Extrait source
Il est par exemple aberrant de constater que vous puissiez déclarer que : « J’étais obligé de travailler et finalement j’ai accepté de travailler pour eux. Au début, je pensais qu’ils étaient gentils » (p.10/18 de votre rapport d’entretien), sous-entendant clairement ici que vous n’auriez pas soupçonné les mauvaises intentions des « mafieux » les jours précédents votre acceptation de travailler avec eux dans le ….. de (F). Or, un tel jugement de votre part ne peut concorder avec vos autres déclarations antérieures puisque, chronologiquement parlant, vous auriez été victime d’attouchements de la part de (F) et (D), seriez allé porter plainte à la police et auriez été menacé par (F) avant même de commencer à travailler dans ce …… Partant, cette incohérence remet la crédibilité du déroulement chronologique de votre récit en doute et par extension sa crédibilité entière. D’autant plus que dans votre version initiale, vous expliquez que vous auriez accepté de travailler dans le ….. de (F), alors que vous auriez déjà été un employé à l’usine après avoir été viré du ….. : « J’ai été obligé d’arrêter de travailler (…) 2-3 semaines plus tard j’ai trouvé un autre travail (…) dans une usine de gâteaux. Les mafieux m’ont retrouvé un jour (…) Ils m’ont demandé de travailler dans leur …… J’ai accepté » (p.5/18 de votre rapport d’entretien). Or, ce déroulement chronologique ci ne concorde aucunement avec une autre version selon laquelle vous soutenez que vous auriez commencé à travailler pour eux avant même de travailler à l’usine : « quand j’ai 10arrêté de travailler au ….. j’ai travaillé pour eux 1 ou 2 journées. C’était pendant les 2-3 semaines que je n’avais pas de travail » (p.10/18 de votre rapport d’entretien).

Informations fournies
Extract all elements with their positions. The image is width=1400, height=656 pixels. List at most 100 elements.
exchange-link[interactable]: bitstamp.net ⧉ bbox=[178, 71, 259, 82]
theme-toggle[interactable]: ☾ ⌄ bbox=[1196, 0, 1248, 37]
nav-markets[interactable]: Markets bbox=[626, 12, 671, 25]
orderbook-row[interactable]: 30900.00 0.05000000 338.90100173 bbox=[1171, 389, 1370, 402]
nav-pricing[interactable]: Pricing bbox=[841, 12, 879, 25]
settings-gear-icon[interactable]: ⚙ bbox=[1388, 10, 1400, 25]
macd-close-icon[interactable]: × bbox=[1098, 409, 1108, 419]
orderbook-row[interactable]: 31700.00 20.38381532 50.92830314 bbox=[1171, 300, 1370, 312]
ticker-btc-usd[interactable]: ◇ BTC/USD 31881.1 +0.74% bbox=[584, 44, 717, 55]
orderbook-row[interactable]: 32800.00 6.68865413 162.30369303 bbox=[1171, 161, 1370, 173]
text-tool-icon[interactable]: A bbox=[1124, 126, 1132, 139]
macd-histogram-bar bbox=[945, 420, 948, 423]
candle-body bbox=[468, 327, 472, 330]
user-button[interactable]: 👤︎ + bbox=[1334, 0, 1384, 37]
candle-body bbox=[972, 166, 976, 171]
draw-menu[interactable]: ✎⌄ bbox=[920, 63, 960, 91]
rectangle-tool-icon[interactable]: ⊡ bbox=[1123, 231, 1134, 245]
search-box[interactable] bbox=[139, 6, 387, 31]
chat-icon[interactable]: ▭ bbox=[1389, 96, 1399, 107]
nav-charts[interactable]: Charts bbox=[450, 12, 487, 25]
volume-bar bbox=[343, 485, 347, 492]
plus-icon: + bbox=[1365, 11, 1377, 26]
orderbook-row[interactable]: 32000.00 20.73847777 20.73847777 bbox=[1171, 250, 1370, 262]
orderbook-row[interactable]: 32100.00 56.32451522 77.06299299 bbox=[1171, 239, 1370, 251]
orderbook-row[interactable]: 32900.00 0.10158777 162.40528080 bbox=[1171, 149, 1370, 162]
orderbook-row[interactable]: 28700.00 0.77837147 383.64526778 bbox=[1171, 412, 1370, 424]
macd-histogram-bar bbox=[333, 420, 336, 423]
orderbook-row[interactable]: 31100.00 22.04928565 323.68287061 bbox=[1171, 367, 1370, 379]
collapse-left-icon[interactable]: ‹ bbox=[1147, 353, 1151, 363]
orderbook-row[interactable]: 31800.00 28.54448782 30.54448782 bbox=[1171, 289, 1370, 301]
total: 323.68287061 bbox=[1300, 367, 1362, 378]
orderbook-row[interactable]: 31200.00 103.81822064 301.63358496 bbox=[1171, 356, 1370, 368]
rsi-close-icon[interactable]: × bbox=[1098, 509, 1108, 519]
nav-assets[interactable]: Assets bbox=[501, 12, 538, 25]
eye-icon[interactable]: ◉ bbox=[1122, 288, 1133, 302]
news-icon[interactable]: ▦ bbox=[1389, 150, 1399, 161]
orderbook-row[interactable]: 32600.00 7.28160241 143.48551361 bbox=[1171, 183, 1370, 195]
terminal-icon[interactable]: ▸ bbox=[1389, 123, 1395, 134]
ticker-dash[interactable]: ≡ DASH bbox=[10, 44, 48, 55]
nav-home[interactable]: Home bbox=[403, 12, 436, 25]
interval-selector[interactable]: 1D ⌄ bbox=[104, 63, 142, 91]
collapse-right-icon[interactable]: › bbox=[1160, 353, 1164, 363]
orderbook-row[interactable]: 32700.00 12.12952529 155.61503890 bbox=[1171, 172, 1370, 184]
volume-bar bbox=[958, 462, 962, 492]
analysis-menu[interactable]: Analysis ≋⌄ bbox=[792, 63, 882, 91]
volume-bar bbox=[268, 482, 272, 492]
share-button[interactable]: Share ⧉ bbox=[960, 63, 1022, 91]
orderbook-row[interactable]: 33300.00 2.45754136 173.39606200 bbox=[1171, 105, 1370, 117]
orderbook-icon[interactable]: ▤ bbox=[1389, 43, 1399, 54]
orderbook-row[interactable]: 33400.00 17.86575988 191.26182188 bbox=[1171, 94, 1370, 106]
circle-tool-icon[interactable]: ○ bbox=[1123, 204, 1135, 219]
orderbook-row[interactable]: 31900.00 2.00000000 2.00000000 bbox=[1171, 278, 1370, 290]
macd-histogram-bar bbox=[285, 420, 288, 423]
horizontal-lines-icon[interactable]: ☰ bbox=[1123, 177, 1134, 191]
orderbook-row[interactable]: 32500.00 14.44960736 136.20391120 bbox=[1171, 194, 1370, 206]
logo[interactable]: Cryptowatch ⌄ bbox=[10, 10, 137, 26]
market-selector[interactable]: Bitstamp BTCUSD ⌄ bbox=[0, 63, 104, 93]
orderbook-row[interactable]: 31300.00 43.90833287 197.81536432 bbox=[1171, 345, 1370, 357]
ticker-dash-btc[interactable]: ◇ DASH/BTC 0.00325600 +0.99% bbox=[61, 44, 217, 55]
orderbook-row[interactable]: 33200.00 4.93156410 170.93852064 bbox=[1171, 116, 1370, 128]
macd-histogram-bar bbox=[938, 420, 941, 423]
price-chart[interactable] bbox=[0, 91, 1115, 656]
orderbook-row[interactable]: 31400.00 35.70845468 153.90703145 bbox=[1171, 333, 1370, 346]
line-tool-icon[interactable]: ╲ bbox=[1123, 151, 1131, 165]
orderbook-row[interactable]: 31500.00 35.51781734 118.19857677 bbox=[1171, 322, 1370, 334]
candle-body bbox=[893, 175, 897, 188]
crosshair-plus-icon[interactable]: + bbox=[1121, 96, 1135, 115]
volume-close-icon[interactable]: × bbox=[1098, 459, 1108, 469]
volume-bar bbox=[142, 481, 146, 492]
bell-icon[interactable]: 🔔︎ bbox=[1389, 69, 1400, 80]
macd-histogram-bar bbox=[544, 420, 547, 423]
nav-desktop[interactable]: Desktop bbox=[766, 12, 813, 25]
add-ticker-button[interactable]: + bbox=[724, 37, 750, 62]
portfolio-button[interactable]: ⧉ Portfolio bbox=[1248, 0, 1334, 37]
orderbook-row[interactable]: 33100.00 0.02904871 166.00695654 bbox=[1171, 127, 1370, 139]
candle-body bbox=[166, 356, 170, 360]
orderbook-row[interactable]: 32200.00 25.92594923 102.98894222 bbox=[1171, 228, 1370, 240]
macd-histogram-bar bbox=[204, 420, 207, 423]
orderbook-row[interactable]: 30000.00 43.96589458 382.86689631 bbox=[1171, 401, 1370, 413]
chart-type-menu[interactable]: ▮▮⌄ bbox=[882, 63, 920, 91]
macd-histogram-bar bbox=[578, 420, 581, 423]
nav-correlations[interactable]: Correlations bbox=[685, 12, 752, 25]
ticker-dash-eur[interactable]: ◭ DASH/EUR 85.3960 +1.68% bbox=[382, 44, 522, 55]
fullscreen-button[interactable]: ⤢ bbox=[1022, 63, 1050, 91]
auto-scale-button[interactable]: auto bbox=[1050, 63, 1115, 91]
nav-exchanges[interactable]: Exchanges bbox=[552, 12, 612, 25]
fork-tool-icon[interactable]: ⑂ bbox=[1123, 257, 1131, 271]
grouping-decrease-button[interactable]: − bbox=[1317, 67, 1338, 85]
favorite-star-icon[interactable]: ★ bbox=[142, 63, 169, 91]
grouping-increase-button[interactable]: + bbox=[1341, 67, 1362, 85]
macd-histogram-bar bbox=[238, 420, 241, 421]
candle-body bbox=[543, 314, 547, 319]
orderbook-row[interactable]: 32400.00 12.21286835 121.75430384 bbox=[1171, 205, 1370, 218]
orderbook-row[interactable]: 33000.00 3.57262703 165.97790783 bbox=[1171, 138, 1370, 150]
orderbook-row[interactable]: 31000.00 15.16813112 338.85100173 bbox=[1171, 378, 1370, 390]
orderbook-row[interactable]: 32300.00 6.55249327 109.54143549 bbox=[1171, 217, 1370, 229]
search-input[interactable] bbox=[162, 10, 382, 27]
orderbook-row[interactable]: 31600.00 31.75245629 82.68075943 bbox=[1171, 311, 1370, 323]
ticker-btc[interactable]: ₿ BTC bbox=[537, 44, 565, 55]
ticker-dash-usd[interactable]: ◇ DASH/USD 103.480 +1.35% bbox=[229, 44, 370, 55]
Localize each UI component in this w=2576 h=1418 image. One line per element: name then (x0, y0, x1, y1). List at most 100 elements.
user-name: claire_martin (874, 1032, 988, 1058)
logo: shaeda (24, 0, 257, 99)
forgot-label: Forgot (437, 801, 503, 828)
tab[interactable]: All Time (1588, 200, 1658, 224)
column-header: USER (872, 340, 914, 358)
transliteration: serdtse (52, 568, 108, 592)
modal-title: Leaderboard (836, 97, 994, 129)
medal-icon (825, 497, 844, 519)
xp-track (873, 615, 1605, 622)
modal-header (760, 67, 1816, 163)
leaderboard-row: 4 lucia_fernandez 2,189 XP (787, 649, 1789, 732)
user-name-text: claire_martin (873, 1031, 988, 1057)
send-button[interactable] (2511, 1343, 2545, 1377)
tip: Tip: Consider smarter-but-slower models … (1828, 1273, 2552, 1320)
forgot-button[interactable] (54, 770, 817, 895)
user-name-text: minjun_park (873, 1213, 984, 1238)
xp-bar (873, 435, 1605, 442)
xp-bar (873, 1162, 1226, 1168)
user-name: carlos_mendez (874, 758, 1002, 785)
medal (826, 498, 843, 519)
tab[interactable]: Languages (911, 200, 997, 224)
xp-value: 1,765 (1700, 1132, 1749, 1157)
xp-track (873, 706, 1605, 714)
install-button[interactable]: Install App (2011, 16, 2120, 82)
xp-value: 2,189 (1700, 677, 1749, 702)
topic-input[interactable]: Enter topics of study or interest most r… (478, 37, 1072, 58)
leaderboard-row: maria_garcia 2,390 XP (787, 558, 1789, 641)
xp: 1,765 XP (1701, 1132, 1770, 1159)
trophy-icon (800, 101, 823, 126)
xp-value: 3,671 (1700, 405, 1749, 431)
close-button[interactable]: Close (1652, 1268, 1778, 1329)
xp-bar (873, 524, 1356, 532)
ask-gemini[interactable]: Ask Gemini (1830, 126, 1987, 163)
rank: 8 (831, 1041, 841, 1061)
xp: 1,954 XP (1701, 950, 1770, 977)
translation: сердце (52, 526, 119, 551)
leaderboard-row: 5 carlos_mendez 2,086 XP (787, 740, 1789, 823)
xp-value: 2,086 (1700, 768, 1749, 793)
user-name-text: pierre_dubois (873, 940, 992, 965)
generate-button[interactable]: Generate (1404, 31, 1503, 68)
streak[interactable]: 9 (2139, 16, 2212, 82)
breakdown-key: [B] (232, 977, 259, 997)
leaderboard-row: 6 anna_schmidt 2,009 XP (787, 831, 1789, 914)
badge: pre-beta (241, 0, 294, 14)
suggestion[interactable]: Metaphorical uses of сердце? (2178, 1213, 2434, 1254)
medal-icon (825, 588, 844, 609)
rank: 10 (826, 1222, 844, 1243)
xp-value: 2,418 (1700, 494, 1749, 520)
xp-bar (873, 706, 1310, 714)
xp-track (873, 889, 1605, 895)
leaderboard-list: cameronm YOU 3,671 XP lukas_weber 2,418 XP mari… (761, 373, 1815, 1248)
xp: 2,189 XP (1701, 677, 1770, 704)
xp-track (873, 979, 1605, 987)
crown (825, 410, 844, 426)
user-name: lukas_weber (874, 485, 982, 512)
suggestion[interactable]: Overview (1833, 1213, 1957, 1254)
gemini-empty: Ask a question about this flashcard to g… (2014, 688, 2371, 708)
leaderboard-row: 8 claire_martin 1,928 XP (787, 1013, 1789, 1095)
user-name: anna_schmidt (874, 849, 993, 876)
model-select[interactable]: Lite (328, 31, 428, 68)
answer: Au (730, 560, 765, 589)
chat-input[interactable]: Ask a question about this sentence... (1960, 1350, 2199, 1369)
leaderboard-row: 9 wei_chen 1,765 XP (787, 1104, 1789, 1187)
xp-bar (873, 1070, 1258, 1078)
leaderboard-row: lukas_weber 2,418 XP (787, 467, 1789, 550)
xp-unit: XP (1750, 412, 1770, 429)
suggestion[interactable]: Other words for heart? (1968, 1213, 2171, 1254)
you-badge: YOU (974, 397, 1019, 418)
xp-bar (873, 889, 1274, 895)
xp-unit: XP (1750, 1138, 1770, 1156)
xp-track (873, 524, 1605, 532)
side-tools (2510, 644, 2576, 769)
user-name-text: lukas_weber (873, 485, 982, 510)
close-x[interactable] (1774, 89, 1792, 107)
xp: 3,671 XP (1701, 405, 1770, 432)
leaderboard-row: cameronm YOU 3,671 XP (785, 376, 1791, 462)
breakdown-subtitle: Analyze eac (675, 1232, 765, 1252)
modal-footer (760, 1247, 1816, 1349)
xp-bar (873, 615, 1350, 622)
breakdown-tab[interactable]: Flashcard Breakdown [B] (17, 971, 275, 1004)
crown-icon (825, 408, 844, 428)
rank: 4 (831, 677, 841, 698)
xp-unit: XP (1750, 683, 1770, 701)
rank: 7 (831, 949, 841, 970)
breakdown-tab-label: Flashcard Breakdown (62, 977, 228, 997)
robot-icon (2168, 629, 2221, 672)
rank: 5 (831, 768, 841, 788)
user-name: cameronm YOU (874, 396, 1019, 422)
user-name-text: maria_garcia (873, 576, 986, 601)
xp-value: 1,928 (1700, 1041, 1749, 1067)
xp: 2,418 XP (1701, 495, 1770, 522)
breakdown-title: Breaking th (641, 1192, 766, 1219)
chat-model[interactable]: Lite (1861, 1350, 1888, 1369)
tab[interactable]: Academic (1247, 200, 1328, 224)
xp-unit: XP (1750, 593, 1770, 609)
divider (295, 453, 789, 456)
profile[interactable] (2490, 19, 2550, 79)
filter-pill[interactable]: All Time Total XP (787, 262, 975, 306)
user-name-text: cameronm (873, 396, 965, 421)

Objectif de l'exercice
Reprenez l'extrait source ci-dessus, consacré à la crédibilité du récit, et poursuivez-le à partir de sa dernière phrase.

Réponse rédigée
Par ailleurs, alors que cette version révisée contredit le déroulement chronologique que vous aviez jusqu’à-là utiliser, il se trouve qu’elle dément également votre déclaration relative au fait qu’au cours de ces deux-trois semaines « non » [sic] il ne se serait rien passé de particulier en dehors du fait que « j’étais à la maison. Je sortais de temps en temps. Je cherchais du travail » (p.9/18 de votre rapport d’entretien).
Vous évoquez par la suite qu’après avoir arrêté de travailler pour eux « je n’ai plus travaillé pendant trois mois » (p.12/18 de votre rapport d’entretien) alors qu’initialement vous aviez rapporté que vous auriez seulement était pendant deux-trois semaines sans travail :
« pendant les deux-trois semaines que je n’avais pas de travail » (p.10/18 de votre rapport d’entretien).
Le fait que votre récit soit qualifié d’incohérent se trouve encore corroborer lorsque vous prétendez dans un premier temps que vous auriez été menacé au couteau par (F) dès le « lendemain » (p.7/18 de votre rapport d’entretien) de votre visite au poste de police, puis dans un deuxième temps vous décidez de changer de version en indiquant que cette menace au couteau se serait produite lors de « mon 5e jour de travail à l’usine » (p.9/18 de votre rapport d’entretien) ou « après avoir commencé à travailler dans l’usine » (p.11/18 de votre rapport d’entretien), soit quelques semaines après votre visite au poste de police et non plus le « lendemain » alors qu’il vous aurait seulement menacé cette fois-ci mais sans couteau. Par cette révision, il appert que les motifs de cette menace au couteau sont également différents puisque d’une part il l’aurait fait le « lendemain » en raison de votre dénonciation auprès de la police, et d’autre part lorsque vous seriez sorti de l’usine pour rentrer chez vous car « je refusais d’aller avec lui » (p.10/28 de votre rapport d’entretien) pour vous faire danser.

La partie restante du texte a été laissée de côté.